[Start of Recorded data]

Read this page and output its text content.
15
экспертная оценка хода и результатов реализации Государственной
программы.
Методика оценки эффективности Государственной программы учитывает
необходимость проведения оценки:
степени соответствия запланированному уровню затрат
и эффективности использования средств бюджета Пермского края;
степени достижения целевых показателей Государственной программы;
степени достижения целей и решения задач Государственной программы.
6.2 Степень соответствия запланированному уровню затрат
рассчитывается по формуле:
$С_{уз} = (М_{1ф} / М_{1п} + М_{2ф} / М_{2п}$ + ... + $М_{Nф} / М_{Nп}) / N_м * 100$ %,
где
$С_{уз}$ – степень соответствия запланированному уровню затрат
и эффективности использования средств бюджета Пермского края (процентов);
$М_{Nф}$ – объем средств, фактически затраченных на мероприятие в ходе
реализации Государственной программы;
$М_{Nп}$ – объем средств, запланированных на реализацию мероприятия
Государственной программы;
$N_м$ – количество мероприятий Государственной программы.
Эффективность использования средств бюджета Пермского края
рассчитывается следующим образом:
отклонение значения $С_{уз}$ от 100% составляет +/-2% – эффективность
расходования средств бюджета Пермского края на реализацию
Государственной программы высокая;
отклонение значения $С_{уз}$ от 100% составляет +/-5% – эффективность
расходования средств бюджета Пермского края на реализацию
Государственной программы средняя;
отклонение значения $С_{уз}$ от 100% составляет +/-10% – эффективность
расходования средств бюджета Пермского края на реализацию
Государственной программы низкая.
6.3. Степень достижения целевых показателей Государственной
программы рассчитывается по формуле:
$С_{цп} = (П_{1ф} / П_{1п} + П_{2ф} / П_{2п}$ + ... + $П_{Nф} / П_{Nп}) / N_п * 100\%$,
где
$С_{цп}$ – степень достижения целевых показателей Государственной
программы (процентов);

[End of Recorded data]

» Problem to solve: Set all of the records down again, exactly as they stand.

» Exercise output:
Read this page and output its text content.
15
экспертная оценка хода и результатов реализации Государственной
программы.
Методика оценки эффективности Государственной программы учитывает
необходимость проведения оценки:
степени соответствия запланированному уровню затрат
и эффективности использования средств бюджета Пермского края;
степени достижения целевых показателей Государственной программы;
степени достижения целей и решения задач Государственной программы.
6.2 Степень соответствия запланированному уровню затрат
рассчитывается по формуле:
$С_{уз} = (М_{1ф} / М_{1п} + М_{2ф} / М_{2п}$ + ... + $М_{Nф} / М_{Nп}) / N_м * 100$ %,
где
$С_{уз}$ – степень соответствия запланированному уровню затрат
и эффективности использования средств бюджета Пермского края (процентов);
$М_{Nф}$ – объем средств, фактически затраченных на мероприятие в ходе
реализации Государственной программы;
$М_{Nп}$ – объем средств, запланированных на реализацию мероприятия
Государственной программы;
$N_м$ – количество мероприятий Государственной программы.
Эффективность использования средств бюджета Пермского края
рассчитывается следующим образом:
отклонение значения $С_{уз}$ от 100% составляет +/-2% – эффективность
расходования средств бюджета Пермского края на реализацию
Государственной программы высокая;
отклонение значения $С_{уз}$ от 100% составляет +/-5% – эффективность
расходования средств бюджета Пермского края на реализацию
Государственной программы средняя;
отклонение значения $С_{уз}$ от 100% составляет +/-10% – эффективность
расходования средств бюджета Пермского края на реализацию
Государственной программы низкая.
6.3. Степень достижения целевых показателей Государственной
программы рассчитывается по формуле:
$С_{цп} = (П_{1ф} / П_{1п} + П_{2ф} / П_{2п}$ + ... + $П_{Nф} / П_{Nп}) / N_п * 100\%$,
где
$С_{цп}$ – степень достижения целевых показателей Государственной
программы (процентов);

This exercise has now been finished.